▶ **Aim of the exercise**:
Write out the listing beneath this instruction in its entirety, exactly as it reads.

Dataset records
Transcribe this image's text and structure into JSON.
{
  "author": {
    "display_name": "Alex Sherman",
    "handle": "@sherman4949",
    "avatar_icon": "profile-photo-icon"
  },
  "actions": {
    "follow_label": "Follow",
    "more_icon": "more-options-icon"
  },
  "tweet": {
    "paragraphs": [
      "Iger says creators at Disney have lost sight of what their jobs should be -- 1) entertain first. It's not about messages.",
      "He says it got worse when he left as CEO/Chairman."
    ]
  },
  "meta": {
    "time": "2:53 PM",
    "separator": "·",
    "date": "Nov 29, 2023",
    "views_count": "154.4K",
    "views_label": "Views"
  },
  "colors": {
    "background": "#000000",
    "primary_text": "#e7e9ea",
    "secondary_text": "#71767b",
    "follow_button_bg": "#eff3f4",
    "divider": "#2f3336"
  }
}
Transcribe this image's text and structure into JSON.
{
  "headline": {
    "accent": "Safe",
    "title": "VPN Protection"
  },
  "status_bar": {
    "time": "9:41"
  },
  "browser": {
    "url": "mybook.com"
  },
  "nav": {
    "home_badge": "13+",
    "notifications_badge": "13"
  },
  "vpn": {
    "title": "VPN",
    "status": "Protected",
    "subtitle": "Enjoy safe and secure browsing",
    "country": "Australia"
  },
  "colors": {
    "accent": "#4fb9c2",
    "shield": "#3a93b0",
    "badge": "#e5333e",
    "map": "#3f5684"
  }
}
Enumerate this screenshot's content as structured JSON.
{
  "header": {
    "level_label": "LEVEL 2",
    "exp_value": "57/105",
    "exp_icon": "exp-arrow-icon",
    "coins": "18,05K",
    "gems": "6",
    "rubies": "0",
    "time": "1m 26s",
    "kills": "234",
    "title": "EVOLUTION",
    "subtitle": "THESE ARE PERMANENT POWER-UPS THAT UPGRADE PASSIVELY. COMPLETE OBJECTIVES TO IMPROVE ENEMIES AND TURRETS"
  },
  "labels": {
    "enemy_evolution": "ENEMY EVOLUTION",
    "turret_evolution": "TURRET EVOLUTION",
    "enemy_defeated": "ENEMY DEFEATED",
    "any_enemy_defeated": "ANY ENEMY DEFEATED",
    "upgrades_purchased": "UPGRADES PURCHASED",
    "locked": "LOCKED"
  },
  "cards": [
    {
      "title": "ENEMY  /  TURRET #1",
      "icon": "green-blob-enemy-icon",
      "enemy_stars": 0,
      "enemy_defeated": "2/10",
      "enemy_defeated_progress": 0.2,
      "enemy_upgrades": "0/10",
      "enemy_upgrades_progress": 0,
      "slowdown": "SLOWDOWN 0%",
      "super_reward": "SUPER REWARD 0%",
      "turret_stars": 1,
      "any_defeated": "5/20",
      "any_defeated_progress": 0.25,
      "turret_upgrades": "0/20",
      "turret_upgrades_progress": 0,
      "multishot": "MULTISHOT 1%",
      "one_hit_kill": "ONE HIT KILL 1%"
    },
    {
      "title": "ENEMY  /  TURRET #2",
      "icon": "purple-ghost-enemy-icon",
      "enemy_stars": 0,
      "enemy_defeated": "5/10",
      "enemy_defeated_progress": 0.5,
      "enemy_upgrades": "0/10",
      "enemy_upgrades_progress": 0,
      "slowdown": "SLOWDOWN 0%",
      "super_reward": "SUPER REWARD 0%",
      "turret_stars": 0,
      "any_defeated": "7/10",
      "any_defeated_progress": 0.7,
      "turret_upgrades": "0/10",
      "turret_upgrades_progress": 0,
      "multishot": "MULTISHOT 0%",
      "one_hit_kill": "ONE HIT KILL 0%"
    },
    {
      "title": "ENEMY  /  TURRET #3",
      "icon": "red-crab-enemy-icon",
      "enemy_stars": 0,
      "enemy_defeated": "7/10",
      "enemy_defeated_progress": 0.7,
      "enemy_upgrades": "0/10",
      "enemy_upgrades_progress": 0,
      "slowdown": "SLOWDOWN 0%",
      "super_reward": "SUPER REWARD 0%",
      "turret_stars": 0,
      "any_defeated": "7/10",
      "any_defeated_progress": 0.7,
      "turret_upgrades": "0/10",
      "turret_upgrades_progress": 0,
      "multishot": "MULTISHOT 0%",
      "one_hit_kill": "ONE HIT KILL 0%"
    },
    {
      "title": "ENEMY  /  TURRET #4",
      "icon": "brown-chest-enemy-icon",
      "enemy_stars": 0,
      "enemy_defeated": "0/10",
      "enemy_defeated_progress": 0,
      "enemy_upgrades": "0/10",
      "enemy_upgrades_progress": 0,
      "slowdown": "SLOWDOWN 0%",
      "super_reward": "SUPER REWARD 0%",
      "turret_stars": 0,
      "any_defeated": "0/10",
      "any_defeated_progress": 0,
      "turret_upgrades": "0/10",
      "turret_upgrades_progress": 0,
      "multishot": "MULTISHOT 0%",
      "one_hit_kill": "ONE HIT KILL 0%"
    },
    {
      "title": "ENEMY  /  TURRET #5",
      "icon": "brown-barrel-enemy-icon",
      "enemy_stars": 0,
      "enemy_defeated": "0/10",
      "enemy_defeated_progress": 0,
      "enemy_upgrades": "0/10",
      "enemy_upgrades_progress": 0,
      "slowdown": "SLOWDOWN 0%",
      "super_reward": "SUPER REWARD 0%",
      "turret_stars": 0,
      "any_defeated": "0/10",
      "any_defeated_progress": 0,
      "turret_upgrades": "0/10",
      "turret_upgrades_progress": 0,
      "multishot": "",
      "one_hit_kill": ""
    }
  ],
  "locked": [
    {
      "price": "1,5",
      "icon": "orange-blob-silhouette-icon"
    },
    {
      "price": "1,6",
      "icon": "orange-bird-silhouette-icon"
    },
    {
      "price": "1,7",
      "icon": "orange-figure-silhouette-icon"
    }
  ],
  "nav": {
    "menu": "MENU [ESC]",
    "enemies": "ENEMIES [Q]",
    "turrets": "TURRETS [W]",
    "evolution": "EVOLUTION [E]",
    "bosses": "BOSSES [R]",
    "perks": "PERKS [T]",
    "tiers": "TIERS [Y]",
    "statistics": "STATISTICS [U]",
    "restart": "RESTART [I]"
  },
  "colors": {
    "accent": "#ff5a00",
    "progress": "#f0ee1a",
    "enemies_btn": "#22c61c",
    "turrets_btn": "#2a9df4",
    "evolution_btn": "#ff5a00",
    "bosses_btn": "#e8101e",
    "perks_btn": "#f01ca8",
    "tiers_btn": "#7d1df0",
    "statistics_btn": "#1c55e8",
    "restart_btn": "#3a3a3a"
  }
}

▶ **Solution for this task**:
Transcribe this image's text and structure into JSON.
{
  "author": {
    "display_name": "Alex Sherman",
    "handle": "@sherman4949",
    "avatar_icon": "profile-photo-icon"
  },
  "actions": {
    "follow_label": "Follow",
    "more_icon": "more-options-icon"
  },
  "tweet": {
    "paragraphs": [
      "Iger says creators at Disney have lost sight of what their jobs should be -- 1) entertain first. It's not about messages.",
      "He says it got worse when he left as CEO/Chairman."
    ]
  },
  "meta": {
    "time": "2:53 PM",
    "separator": "·",
    "date": "Nov 29, 2023",
    "views_count": "154.4K",
    "views_label": "Views"
  },
  "colors": {
    "background": "#000000",
    "primary_text": "#e7e9ea",
    "secondary_text": "#71767b",
    "follow_button_bg": "#eff3f4",
    "divider": "#2f3336"
  }
}
Transcribe this image's text and structure into JSON.
{
  "headline": {
    "accent": "Safe",
    "title": "VPN Protection"
  },
  "status_bar": {
    "time": "9:41"
  },
  "browser": {
    "url": "mybook.com"
  },
  "nav": {
    "home_badge": "13+",
    "notifications_badge": "13"
  },
  "vpn": {
    "title": "VPN",
    "status": "Protected",
    "subtitle": "Enjoy safe and secure browsing",
    "country": "Australia"
  },
  "colors": {
    "accent": "#4fb9c2",
    "shield": "#3a93b0",
    "badge": "#e5333e",
    "map": "#3f5684"
  }
}
Enumerate this screenshot's content as structured JSON.
{
  "header": {
    "level_label": "LEVEL 2",
    "exp_value": "57/105",
    "exp_icon": "exp-arrow-icon",
    "coins": "18,05K",
    "gems": "6",
    "rubies": "0",
    "time": "1m 26s",
    "kills": "234",
    "title": "EVOLUTION",
    "subtitle": "THESE ARE PERMANENT POWER-UPS THAT UPGRADE PASSIVELY. COMPLETE OBJECTIVES TO IMPROVE ENEMIES AND TURRETS"
  },
  "labels": {
    "enemy_evolution": "ENEMY EVOLUTION",
    "turret_evolution": "TURRET EVOLUTION",
    "enemy_defeated": "ENEMY DEFEATED",
    "any_enemy_defeated": "ANY ENEMY DEFEATED",
    "upgrades_purchased": "UPGRADES PURCHASED",
    "locked": "LOCKED"
  },
  "cards": [
    {
      "title": "ENEMY  /  TURRET #1",
      "icon": "green-blob-enemy-icon",
      "enemy_stars": 0,
      "enemy_defeated": "2/10",
      "enemy_defeated_progress": 0.2,
      "enemy_upgrades": "0/10",
      "enemy_upgrades_progress": 0,
      "slowdown": "SLOWDOWN 0%",
      "super_reward": "SUPER REWARD 0%",
      "turret_stars": 1,
      "any_defeated": "5/20",
      "any_defeated_progress": 0.25,
      "turret_upgrades": "0/20",
      "turret_upgrades_progress": 0,
      "multishot": "MULTISHOT 1%",
      "one_hit_kill": "ONE HIT KILL 1%"
    },
    {
      "title": "ENEMY  /  TURRET #2",
      "icon": "purple-ghost-enemy-icon",
      "enemy_stars": 0,
      "enemy_defeated": "5/10",
      "enemy_defeated_progress": 0.5,
      "enemy_upgrades": "0/10",
      "enemy_upgrades_progress": 0,
      "slowdown": "SLOWDOWN 0%",
      "super_reward": "SUPER REWARD 0%",
      "turret_stars": 0,
      "any_defeated": "7/10",
      "any_defeated_progress": 0.7,
      "turret_upgrades": "0/10",
      "turret_upgrades_progress": 0,
      "multishot": "MULTISHOT 0%",
      "one_hit_kill": "ONE HIT KILL 0%"
    },
    {
      "title": "ENEMY  /  TURRET #3",
      "icon": "red-crab-enemy-icon",
      "enemy_stars": 0,
      "enemy_defeated": "7/10",
      "enemy_defeated_progress": 0.7,
      "enemy_upgrades": "0/10",
      "enemy_upgrades_progress": 0,
      "slowdown": "SLOWDOWN 0%",
      "super_reward": "SUPER REWARD 0%",
      "turret_stars": 0,
      "any_defeated": "7/10",
      "any_defeated_progress": 0.7,
      "turret_upgrades": "0/10",
      "turret_upgrades_progress": 0,
      "multishot": "MULTISHOT 0%",
      "one_hit_kill": "ONE HIT KILL 0%"
    },
    {
      "title": "ENEMY  /  TURRET #4",
      "icon": "brown-chest-enemy-icon",
      "enemy_stars": 0,
      "enemy_defeated": "0/10",
      "enemy_defeated_progress": 0,
      "enemy_upgrades": "0/10",
      "enemy_upgrades_progress": 0,
      "slowdown": "SLOWDOWN 0%",
      "super_reward": "SUPER REWARD 0%",
      "turret_stars": 0,
      "any_defeated": "0/10",
      "any_defeated_progress": 0,
      "turret_upgrades": "0/10",
      "turret_upgrades_progress": 0,
      "multishot": "MULTISHOT 0%",
      "one_hit_kill": "ONE HIT KILL 0%"
    },
    {
      "title": "ENEMY  /  TURRET #5",
      "icon": "brown-barrel-enemy-icon",
      "enemy_stars": 0,
      "enemy_defeated": "0/10",
      "enemy_defeated_progress": 0,
      "enemy_upgrades": "0/10",
      "enemy_upgrades_progress": 0,
      "slowdown": "SLOWDOWN 0%",
      "super_reward": "SUPER REWARD 0%",
      "turret_stars": 0,
      "any_defeated": "0/10",
      "any_defeated_progress": 0,
      "turret_upgrades": "0/10",
      "turret_upgrades_progress": 0,
      "multishot": "",
      "one_hit_kill": ""
    }
  ],
  "locked": [
    {
      "price": "1,5",
      "icon": "orange-blob-silhouette-icon"
    },
    {
      "price": "1,6",
      "icon": "orange-bird-silhouette-icon"
    },
    {
      "price": "1,7",
      "icon": "orange-figure-silhouette-icon"
    }
  ],
  "nav": {
    "menu": "MENU [ESC]",
    "enemies": "ENEMIES [Q]",
    "turrets": "TURRETS [W]",
    "evolution": "EVOLUTION [E]",
    "bosses": "BOSSES [R]",
    "perks": "PERKS [T]",
    "tiers": "TIERS [Y]",
    "statistics": "STATISTICS [U]",
    "restart": "RESTART [I]"
  },
  "colors": {
    "accent": "#ff5a00",
    "progress": "#f0ee1a",
    "enemies_btn": "#22c61c",
    "turrets_btn": "#2a9df4",
    "evolution_btn": "#ff5a00",
    "bosses_btn": "#e8101e",
    "perks_btn": "#f01ca8",
    "tiers_btn": "#7d1df0",
    "statistics_btn": "#1c55e8",
    "restart_btn": "#3a3a3a"
  }
}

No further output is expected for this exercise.